— Source passage —
Rust 1.78: Performance Impact of the 128-bit Memory Alignment Fix

Posted on May 8th, 2024 by

Adrien Cacciaguerra

Arthur Pastel

The Rust 1.78.0 version was released on May 2, 2024. The release announcement mentions that the bundled LLVM version is upgraded to 18, completing the announced u128/i128 change for x86 architectures. It is mentioned that if your code uses 128-bit integers, you may notice runtime performance improvement. Let's dive into how this can happen.

The alignment issue with `u128`/`i128`

The alignment of a value specifies what addresses are valid to store the value at. A value of alignment n must only be stored at an address that is a multiple of n (from the the Rust Reference)

Normally, the memory size of a value should always be a multiple of its alignment to prevent misalignment issues.

However, on x86 architectures, there is an inconsistency with the alignment of 128-bit integers between rustc (the rust compiler) and C conventions:

Data type	Memory size	Alignment
i128 (rustc 1.77.0)	16 bytes	8 bytes
__int128 (clang 17.0.1)	16 bytes	16 bytes

In Rust < 1.77, 128-bit integers are 8-byte aligned, whereas the corresponding C types are 16-byte aligned. But they all have a size of 16 bytes.

Let's see how this misalignment can degrade performance.

Why memory misalignment can lead to worse performance?

Having a memory size greater than its alignment can lead to cases where the value is stored at an address right at the edge of a memory cache line (which is usually 64 bytes), which will cause the value to be stored on two cache lines instead of one.

Let's create an example where this happens with Rust 1.76.0 on an x86_64 machine. Let's look at the following code:

use type_layout::TypeLayout;

const GAP: usize = 128;

#[derive(TypeLayout, Copy, Clone)]
#[repr(C)]
struct StockAlignment {
    _offset: [u8; GAP - 8], // 1-byte aligned
    data: u128,             // 8-byte aligned
}

pub fn main() {
    println!("Alignment of u128: {}", align_of::<u128>());
    println!("{}", StockAlignment::type_layout());
}

Here, we created a StockAlignment struct that contains an array _offset of u8 and an u128 integer data. We use the type_layout crate to be able to see what the size and alignment of the struct will be.

After we execute the code, we have the following:

Alignment of u128: 8
StockAlignment (size 136, alignment 8)
| Offset | Name      | Size |
| ------ | --------- | ---- |
| 0      | _offset   | 120  |
| 120    | data      | 16   |

That means that an instance of StockAlignment will span three cache lines of 64 bytes, like so:

Stock alignment with Rust 1.76.0 — Each square represents 8 bytes

The misalignment problem is visible here. When data is accessed, two cache lines of 64 bytes are read from memory. This is effectively loading twice as much data as needed, since data is only 16 bytes, a single cache line could have been read if it was properly aligned.

Let's create a new struct where we enforce data and its containing struct to be correctly (16-bit) aligned. With the proper alignment, this is what we expect the memory layout will look like:

With that alignment, accessing data will only load a single cache line. To achieve it, we can write the following code:

use type_layout::TypeLayout;

const GAP: usize = 128;

#[derive(Copy, Clone)]
#[repr(C, align(16))]
struct AlignedU128(u128);

#[derive(TypeLayout, Copy, Clone)]
#[repr(C)]
struct EnforcedAlignment {
    _offset: [u8; GAP - 8],
    data: AlignedU128,
}

pub fn main() {
    println!("{}", EnforcedAlignment::type_layout());
}

Here we created a struct AlignedU128, that only stores a single u128 and enforce it to be 16-byte aligned. We then use this as the type of data in a new EnforcedAlignment struct.

— Short exercise —
Please rewrite the Rust 1.78 alignment article from "The alignment issue" up to and including "of 16 bytes.", renaming "128-bit integers" to "u128/i128 values" throughout that span.

— Record excerpts —
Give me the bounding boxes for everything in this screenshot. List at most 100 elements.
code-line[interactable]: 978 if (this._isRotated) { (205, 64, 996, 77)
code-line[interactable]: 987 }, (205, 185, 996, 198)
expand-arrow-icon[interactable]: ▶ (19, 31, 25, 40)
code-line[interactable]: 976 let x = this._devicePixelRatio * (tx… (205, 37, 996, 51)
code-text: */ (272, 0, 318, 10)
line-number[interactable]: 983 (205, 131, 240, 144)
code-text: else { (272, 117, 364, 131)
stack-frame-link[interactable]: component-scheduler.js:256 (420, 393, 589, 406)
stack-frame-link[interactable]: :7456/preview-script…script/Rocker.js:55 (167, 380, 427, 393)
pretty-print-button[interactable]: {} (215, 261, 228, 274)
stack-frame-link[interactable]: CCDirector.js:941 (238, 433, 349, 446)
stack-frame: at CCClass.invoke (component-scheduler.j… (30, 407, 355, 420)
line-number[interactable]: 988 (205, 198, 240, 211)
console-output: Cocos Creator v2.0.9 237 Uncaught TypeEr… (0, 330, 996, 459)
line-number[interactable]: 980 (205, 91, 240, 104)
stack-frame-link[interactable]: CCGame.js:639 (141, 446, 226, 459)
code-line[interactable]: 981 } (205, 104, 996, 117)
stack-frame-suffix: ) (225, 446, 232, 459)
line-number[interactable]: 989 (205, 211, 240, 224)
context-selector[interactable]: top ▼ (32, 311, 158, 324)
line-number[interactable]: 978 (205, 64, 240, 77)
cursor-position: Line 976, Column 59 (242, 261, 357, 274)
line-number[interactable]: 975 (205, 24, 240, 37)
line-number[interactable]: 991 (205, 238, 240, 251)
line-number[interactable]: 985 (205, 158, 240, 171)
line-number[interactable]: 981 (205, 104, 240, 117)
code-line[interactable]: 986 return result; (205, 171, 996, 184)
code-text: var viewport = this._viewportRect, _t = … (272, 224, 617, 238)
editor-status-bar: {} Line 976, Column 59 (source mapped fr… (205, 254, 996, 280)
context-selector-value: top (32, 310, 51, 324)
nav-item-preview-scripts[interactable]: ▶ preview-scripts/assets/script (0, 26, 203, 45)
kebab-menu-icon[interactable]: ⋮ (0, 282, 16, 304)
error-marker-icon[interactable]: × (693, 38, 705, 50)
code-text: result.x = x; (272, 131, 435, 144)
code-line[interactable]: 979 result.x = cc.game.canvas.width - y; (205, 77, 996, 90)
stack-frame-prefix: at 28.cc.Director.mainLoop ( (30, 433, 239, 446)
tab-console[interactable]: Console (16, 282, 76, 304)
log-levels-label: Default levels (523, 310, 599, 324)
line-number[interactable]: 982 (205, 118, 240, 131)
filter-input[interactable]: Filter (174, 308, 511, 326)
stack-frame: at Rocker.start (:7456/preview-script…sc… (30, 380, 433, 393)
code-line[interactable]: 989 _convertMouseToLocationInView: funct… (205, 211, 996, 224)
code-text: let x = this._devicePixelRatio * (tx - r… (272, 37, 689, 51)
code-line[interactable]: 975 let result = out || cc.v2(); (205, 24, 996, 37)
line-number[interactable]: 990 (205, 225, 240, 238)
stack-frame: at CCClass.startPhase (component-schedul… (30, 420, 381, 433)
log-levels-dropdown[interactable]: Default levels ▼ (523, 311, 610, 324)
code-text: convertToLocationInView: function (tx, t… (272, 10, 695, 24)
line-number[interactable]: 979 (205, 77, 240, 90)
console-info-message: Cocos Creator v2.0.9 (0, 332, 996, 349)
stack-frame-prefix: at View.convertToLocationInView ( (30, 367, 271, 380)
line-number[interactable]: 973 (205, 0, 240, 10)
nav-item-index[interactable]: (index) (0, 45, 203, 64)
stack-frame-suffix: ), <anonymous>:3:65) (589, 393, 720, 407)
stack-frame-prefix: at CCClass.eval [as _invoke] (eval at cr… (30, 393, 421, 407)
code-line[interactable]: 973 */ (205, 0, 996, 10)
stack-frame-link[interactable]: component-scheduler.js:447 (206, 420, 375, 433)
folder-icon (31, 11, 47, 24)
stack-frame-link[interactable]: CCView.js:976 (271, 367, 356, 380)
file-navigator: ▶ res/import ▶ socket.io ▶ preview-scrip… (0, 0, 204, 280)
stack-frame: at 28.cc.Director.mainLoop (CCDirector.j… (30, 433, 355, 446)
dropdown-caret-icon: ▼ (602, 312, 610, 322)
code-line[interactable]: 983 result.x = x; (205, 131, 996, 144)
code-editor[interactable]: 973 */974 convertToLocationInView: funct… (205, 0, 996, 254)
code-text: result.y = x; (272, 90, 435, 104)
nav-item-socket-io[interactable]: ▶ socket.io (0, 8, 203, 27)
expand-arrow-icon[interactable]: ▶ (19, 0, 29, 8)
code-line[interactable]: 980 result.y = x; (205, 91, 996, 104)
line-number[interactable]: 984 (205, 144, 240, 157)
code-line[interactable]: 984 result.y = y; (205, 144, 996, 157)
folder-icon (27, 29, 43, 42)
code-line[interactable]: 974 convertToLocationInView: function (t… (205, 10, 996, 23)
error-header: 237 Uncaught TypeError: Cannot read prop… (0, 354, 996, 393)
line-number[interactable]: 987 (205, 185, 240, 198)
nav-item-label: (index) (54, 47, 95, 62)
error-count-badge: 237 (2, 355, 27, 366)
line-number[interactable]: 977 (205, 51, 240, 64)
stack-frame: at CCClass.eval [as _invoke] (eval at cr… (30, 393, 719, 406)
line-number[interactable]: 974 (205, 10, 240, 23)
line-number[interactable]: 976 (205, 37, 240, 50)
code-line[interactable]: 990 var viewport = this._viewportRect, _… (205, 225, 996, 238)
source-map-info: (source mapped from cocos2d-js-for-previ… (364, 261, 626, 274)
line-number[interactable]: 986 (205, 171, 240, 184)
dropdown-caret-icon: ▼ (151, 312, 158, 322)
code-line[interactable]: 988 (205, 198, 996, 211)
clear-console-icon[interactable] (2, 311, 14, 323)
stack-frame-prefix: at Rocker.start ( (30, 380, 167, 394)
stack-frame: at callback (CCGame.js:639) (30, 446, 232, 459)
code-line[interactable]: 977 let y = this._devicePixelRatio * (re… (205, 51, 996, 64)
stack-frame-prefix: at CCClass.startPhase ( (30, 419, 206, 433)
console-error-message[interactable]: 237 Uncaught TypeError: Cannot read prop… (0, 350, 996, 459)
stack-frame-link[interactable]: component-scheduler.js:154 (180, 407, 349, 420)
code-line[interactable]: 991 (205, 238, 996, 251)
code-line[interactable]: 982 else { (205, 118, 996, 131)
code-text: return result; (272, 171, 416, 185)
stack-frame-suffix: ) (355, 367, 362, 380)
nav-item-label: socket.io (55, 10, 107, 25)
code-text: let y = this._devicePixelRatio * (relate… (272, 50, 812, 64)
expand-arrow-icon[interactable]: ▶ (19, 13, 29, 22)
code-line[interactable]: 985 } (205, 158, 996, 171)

— Full solution —
The alignment issue with `u128`/`i128`

The alignment of a value specifies what addresses are valid to store the value at. A value of alignment n must only be stored at an address that is a multiple of n (from the the Rust Reference)

Normally, the memory size of a value should always be a multiple of its alignment to prevent misalignment issues.

However, on x86 architectures, there is an inconsistency with the alignment of u128/i128 values between rustc (the rust compiler) and C conventions:

Data type	Memory size	Alignment
i128 (rustc 1.77.0)	16 bytes	8 bytes
__int128 (clang 17.0.1)	16 bytes	16 bytes

In Rust < 1.77, u128/i128 values are 8-byte aligned, whereas the corresponding C types are 16-byte aligned. But they all have a size of 16 bytes.